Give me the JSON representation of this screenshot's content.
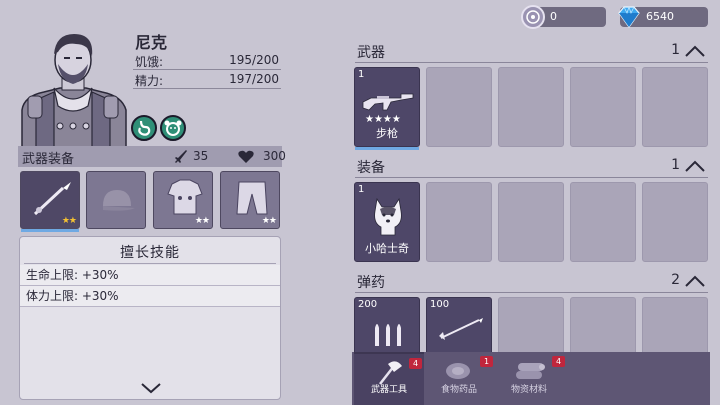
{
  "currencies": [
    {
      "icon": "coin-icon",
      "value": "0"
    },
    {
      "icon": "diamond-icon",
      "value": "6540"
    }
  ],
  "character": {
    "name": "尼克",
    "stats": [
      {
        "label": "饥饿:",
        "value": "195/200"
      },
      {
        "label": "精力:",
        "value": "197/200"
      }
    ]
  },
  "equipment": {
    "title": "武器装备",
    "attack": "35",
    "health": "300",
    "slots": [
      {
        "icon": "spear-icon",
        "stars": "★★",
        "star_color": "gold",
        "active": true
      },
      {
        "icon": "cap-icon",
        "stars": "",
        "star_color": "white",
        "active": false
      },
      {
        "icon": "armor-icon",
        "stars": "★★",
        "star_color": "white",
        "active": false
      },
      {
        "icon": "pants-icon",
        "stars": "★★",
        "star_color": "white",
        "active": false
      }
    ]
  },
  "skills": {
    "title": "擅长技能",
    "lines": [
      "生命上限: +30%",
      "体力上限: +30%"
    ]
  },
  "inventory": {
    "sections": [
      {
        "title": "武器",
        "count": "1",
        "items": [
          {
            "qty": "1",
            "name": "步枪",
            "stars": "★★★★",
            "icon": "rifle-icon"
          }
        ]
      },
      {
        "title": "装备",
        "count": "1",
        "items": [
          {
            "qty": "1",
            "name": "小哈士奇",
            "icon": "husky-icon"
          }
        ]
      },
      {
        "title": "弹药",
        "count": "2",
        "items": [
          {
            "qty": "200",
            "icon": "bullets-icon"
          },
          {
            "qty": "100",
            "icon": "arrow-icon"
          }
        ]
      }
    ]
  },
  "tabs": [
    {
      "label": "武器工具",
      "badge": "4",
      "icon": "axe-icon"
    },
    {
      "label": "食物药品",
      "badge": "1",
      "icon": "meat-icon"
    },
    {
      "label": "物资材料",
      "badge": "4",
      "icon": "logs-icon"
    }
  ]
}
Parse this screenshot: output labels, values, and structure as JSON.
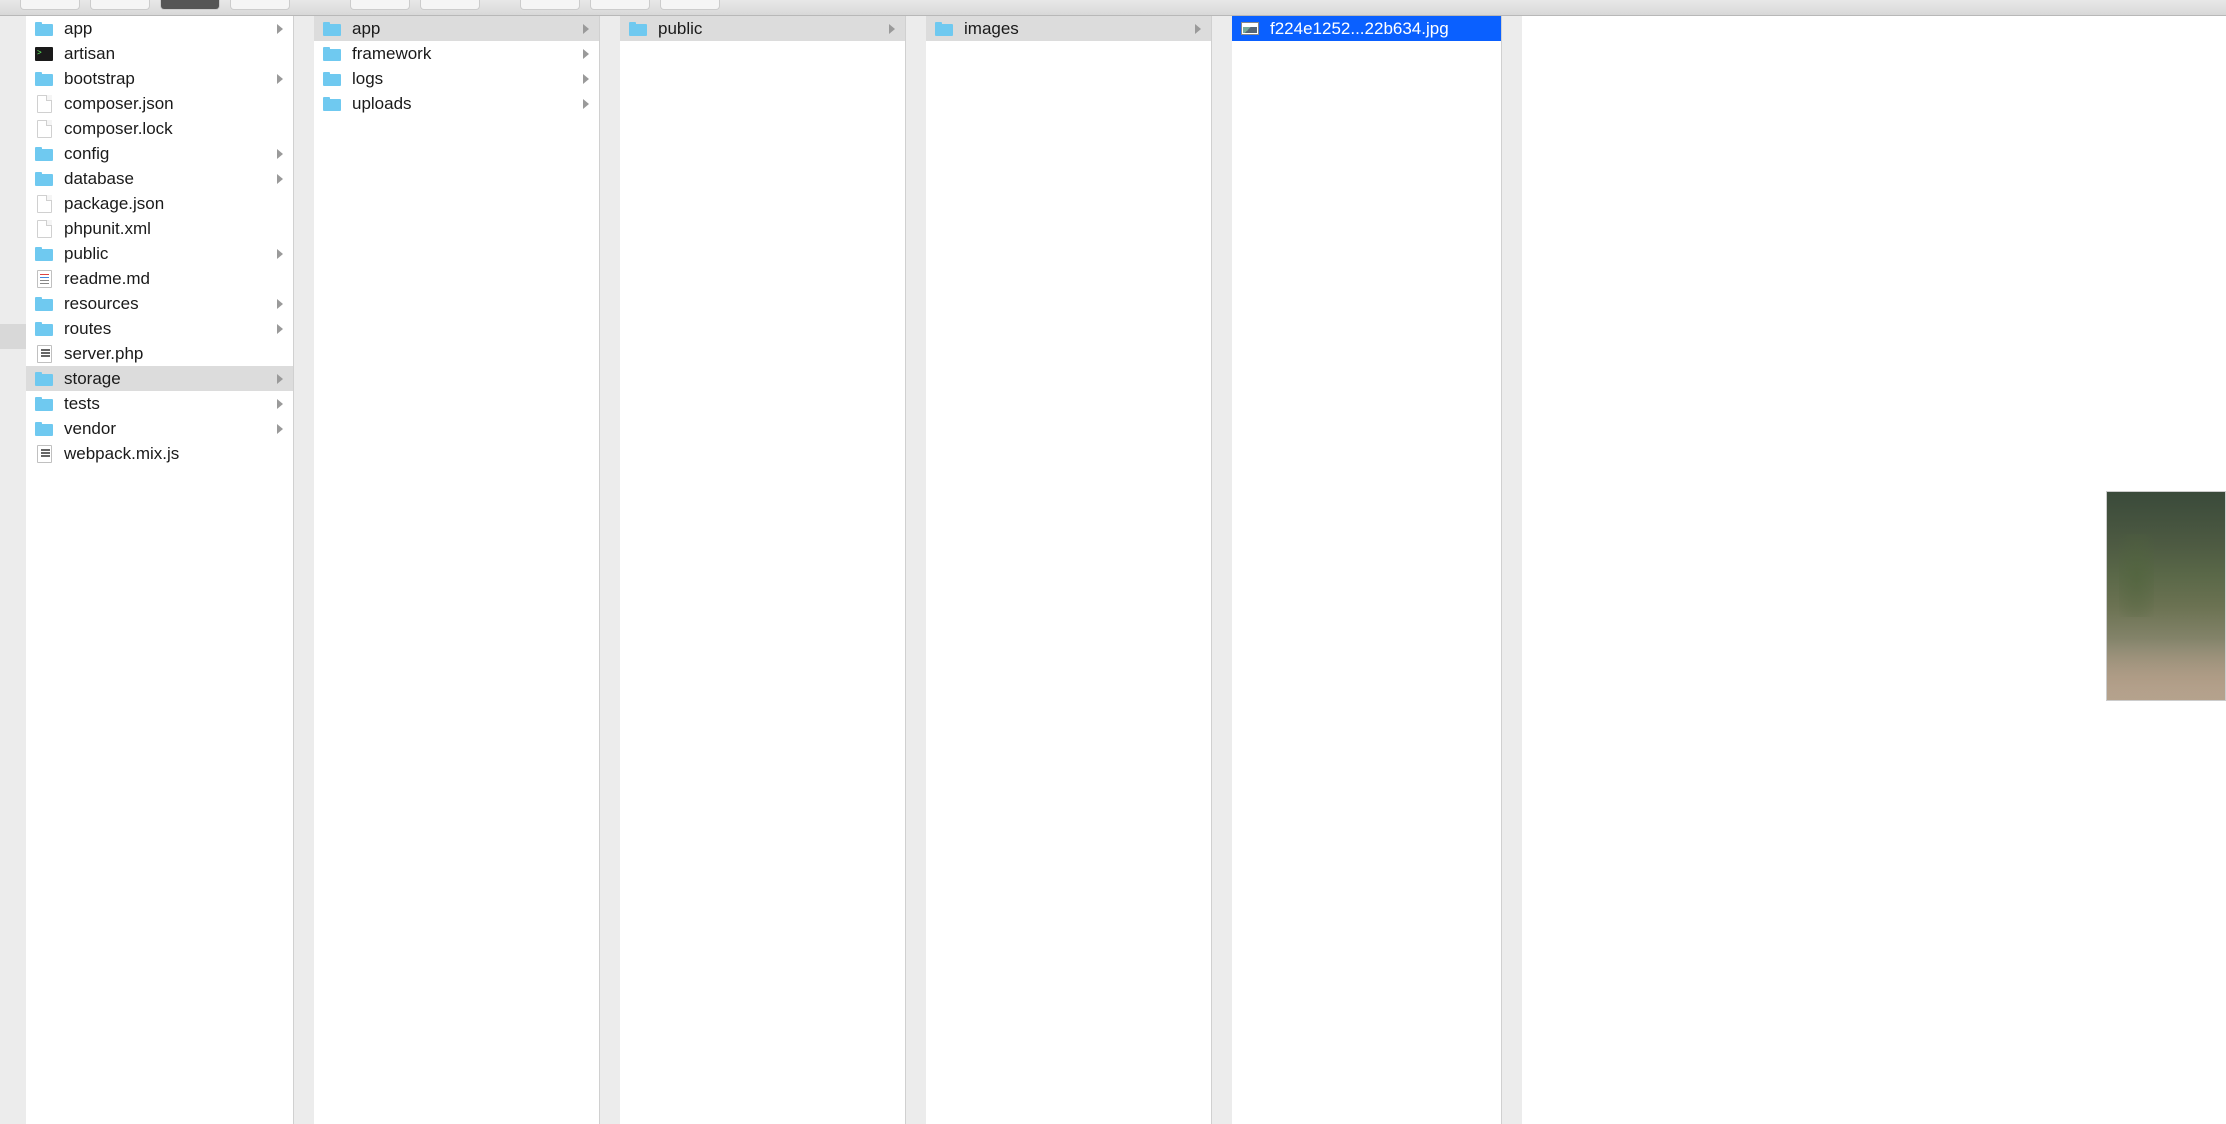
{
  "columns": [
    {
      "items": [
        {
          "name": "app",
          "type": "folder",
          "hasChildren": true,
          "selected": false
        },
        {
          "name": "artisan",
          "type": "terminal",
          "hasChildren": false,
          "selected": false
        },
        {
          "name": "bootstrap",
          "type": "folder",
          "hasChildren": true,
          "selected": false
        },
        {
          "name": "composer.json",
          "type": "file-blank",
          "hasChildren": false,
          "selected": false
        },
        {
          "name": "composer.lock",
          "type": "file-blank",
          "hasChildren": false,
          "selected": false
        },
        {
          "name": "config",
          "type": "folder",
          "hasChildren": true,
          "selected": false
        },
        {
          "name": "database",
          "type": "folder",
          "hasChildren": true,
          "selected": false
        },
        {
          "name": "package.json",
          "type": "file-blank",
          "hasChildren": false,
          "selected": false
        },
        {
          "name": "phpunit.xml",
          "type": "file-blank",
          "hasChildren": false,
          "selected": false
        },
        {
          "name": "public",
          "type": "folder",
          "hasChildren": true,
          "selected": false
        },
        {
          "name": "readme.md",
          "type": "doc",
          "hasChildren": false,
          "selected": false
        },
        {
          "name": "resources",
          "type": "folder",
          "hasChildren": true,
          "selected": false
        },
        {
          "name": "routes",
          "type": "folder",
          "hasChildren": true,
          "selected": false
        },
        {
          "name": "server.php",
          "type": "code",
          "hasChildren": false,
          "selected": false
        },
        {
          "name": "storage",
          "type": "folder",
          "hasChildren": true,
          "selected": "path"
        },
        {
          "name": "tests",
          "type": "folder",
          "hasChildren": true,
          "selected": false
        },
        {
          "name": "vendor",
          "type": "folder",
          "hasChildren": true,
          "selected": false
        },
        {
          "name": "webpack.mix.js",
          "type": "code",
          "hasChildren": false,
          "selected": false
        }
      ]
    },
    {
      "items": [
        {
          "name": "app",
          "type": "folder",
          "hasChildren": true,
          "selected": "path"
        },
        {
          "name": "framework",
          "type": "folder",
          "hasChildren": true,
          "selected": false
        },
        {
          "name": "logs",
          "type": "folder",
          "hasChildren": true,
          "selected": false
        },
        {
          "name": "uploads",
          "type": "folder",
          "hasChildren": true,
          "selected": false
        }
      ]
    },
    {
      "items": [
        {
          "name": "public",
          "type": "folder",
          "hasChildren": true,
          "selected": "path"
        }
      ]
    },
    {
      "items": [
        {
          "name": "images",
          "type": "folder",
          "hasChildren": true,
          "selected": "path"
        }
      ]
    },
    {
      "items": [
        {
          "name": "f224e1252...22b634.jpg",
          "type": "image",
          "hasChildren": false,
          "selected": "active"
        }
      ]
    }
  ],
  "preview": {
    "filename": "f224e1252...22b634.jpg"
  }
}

━━━━━━━━━━━━━━━━━━━━

[INSTRUCTIONS TO FOLLOW]:
Tally the lines of the listing in which the word "title" occurs, and state the total alone.

[ANSWER FOR THE TASK]:
5